#### [What is expected]
All entries are to be quoted exactly; the images stay out of the copy.

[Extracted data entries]
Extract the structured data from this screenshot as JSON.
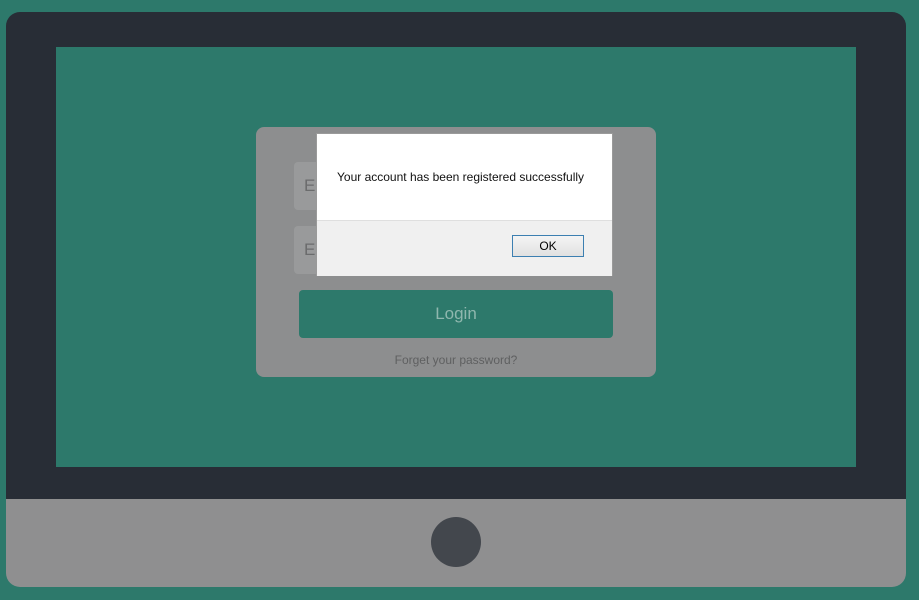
{
  "login_form": {
    "email_field_text": "E",
    "second_field_text": "En",
    "login_button_label": "Login",
    "forgot_password_link": "Forget your password?"
  },
  "alert": {
    "message": "Your account has been registered successfully",
    "ok_label": "OK"
  },
  "colors": {
    "background": "#2d796b",
    "monitor_frame": "#282d36",
    "monitor_chin": "#8f8f90",
    "card": "#8d8e8f",
    "accent": "#2d796b"
  }
}
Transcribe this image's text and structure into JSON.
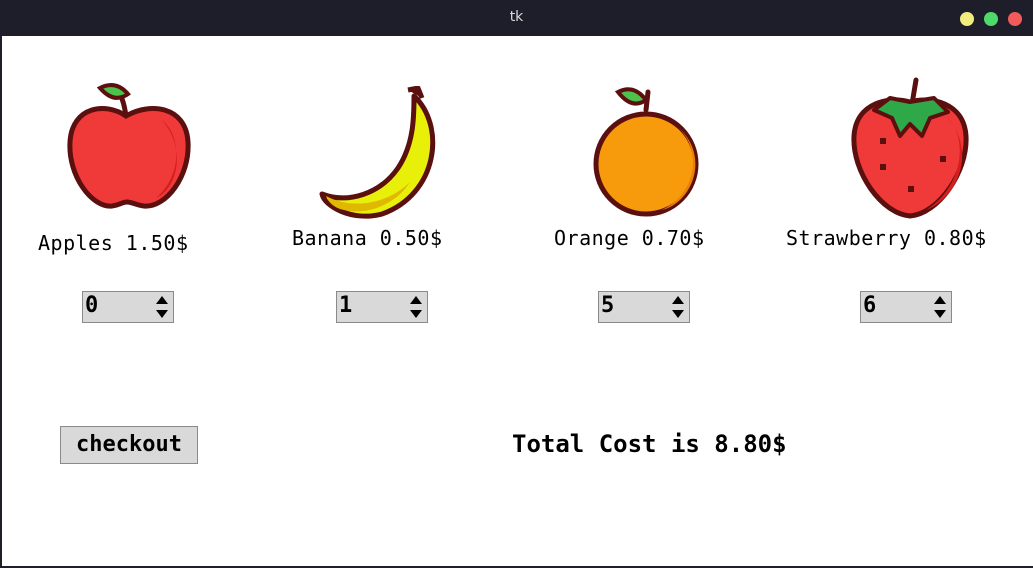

#### [Response to the exercise]
Extract the structured data from this screenshot as JSON.
{
  "login_form": {
    "email_field_text": "E",
    "second_field_text": "En",
    "login_button_label": "Login",
    "forgot_password_link": "Forget your password?"
  },
  "alert": {
    "message": "Your account has been registered successfully",
    "ok_label": "OK"
  },
  "colors": {
    "background": "#2d796b",
    "monitor_frame": "#282d36",
    "monitor_chin": "#8f8f90",
    "card": "#8d8e8f",
    "accent": "#2d796b"
  }
}
Transcribe this image's text and structure into JSON.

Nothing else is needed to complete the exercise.